BRIEF -
Please give every entry again, exactly as it reads.

Web page and app entries:
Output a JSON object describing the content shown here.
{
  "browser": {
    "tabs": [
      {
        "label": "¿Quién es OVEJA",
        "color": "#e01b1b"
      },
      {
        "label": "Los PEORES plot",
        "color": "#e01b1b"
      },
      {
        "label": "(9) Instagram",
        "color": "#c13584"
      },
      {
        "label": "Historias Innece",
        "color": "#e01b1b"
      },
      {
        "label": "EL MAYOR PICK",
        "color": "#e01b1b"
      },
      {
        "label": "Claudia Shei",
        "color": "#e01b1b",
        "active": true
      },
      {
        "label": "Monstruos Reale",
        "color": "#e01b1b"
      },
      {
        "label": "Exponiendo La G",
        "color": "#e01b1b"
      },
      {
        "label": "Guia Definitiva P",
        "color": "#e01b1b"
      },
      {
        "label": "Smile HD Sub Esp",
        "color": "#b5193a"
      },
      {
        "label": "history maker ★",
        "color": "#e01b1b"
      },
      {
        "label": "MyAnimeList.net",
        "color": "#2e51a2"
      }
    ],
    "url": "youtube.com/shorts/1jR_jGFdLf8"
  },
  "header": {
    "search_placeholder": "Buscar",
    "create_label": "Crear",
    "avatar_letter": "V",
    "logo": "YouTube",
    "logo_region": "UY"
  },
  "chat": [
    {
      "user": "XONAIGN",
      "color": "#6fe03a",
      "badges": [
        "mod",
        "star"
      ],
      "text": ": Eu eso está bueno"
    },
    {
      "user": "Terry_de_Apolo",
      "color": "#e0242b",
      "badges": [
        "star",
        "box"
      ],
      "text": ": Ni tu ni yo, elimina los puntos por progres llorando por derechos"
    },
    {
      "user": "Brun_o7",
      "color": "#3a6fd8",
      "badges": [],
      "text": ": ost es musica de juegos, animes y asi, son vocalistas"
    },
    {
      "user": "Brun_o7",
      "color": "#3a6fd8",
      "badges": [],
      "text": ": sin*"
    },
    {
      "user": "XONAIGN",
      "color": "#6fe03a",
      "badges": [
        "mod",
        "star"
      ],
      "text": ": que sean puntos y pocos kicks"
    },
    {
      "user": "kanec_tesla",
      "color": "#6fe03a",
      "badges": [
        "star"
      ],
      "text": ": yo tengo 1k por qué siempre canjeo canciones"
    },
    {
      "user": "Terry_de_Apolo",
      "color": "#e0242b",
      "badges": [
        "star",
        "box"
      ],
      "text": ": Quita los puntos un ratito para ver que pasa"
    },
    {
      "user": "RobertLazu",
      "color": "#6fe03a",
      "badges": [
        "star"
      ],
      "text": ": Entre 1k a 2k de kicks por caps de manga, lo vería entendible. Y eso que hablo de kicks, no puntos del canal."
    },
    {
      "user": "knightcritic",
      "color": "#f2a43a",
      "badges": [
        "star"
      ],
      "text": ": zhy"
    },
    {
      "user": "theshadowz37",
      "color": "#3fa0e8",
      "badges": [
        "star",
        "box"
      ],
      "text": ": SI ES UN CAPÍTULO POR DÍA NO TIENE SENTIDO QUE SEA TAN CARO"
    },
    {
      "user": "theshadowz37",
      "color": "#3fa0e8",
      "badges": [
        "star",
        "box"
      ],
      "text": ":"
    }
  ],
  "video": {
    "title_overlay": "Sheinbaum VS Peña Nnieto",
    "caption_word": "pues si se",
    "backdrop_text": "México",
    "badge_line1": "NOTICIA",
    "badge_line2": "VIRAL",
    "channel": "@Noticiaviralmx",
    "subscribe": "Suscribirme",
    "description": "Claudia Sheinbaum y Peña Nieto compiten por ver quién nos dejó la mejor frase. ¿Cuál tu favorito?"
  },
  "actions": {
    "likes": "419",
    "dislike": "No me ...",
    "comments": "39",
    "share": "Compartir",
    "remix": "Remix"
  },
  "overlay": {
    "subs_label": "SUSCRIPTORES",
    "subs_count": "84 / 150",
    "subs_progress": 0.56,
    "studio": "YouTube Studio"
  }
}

RESPONSE TO THE EXERCISE -
Output a JSON object describing the content shown here.
{
  "browser": {
    "tabs": [
      {
        "label": "¿Quién es OVEJA",
        "color": "#e01b1b"
      },
      {
        "label": "Los PEORES plot",
        "color": "#e01b1b"
      },
      {
        "label": "(9) Instagram",
        "color": "#c13584"
      },
      {
        "label": "Historias Innece",
        "color": "#e01b1b"
      },
      {
        "label": "EL MAYOR PICK",
        "color": "#e01b1b"
      },
      {
        "label": "Claudia Shei",
        "color": "#e01b1b",
        "active": true
      },
      {
        "label": "Monstruos Reale",
        "color": "#e01b1b"
      },
      {
        "label": "Exponiendo La G",
        "color": "#e01b1b"
      },
      {
        "label": "Guia Definitiva P",
        "color": "#e01b1b"
      },
      {
        "label": "Smile HD Sub Esp",
        "color": "#b5193a"
      },
      {
        "label": "history maker ★",
        "color": "#e01b1b"
      },
      {
        "label": "MyAnimeList.net",
        "color": "#2e51a2"
      }
    ],
    "url": "youtube.com/shorts/1jR_jGFdLf8"
  },
  "header": {
    "search_placeholder": "Buscar",
    "create_label": "Crear",
    "avatar_letter": "V",
    "logo": "YouTube",
    "logo_region": "UY"
  },
  "chat": [
    {
      "user": "XONAIGN",
      "color": "#6fe03a",
      "badges": [
        "mod",
        "star"
      ],
      "text": ": Eu eso está bueno"
    },
    {
      "user": "Terry_de_Apolo",
      "color": "#e0242b",
      "badges": [
        "star",
        "box"
      ],
      "text": ": Ni tu ni yo, elimina los puntos por progres llorando por derechos"
    },
    {
      "user": "Brun_o7",
      "color": "#3a6fd8",
      "badges": [],
      "text": ": ost es musica de juegos, animes y asi, son vocalistas"
    },
    {
      "user": "Brun_o7",
      "color": "#3a6fd8",
      "badges": [],
      "text": ": sin*"
    },
    {
      "user": "XONAIGN",
      "color": "#6fe03a",
      "badges": [
        "mod",
        "star"
      ],
      "text": ": que sean puntos y pocos kicks"
    },
    {
      "user": "kanec_tesla",
      "color": "#6fe03a",
      "badges": [
        "star"
      ],
      "text": ": yo tengo 1k por qué siempre canjeo canciones"
    },
    {
      "user": "Terry_de_Apolo",
      "color": "#e0242b",
      "badges": [
        "star",
        "box"
      ],
      "text": ": Quita los puntos un ratito para ver que pasa"
    },
    {
      "user": "RobertLazu",
      "color": "#6fe03a",
      "badges": [
        "star"
      ],
      "text": ": Entre 1k a 2k de kicks por caps de manga, lo vería entendible. Y eso que hablo de kicks, no puntos del canal."
    },
    {
      "user": "knightcritic",
      "color": "#f2a43a",
      "badges": [
        "star"
      ],
      "text": ": zhy"
    },
    {
      "user": "theshadowz37",
      "color": "#3fa0e8",
      "badges": [
        "star",
        "box"
      ],
      "text": ": SI ES UN CAPÍTULO POR DÍA NO TIENE SENTIDO QUE SEA TAN CARO"
    },
    {
      "user": "theshadowz37",
      "color": "#3fa0e8",
      "badges": [
        "star",
        "box"
      ],
      "text": ":"
    }
  ],
  "video": {
    "title_overlay": "Sheinbaum VS Peña Nnieto",
    "caption_word": "pues si se",
    "backdrop_text": "México",
    "badge_line1": "NOTICIA",
    "badge_line2": "VIRAL",
    "channel": "@Noticiaviralmx",
    "subscribe": "Suscribirme",
    "description": "Claudia Sheinbaum y Peña Nieto compiten por ver quién nos dejó la mejor frase. ¿Cuál tu favorito?"
  },
  "actions": {
    "likes": "419",
    "dislike": "No me ...",
    "comments": "39",
    "share": "Compartir",
    "remix": "Remix"
  },
  "overlay": {
    "subs_label": "SUSCRIPTORES",
    "subs_count": "84 / 150",
    "subs_progress": 0.56,
    "studio": "YouTube Studio"
  }
}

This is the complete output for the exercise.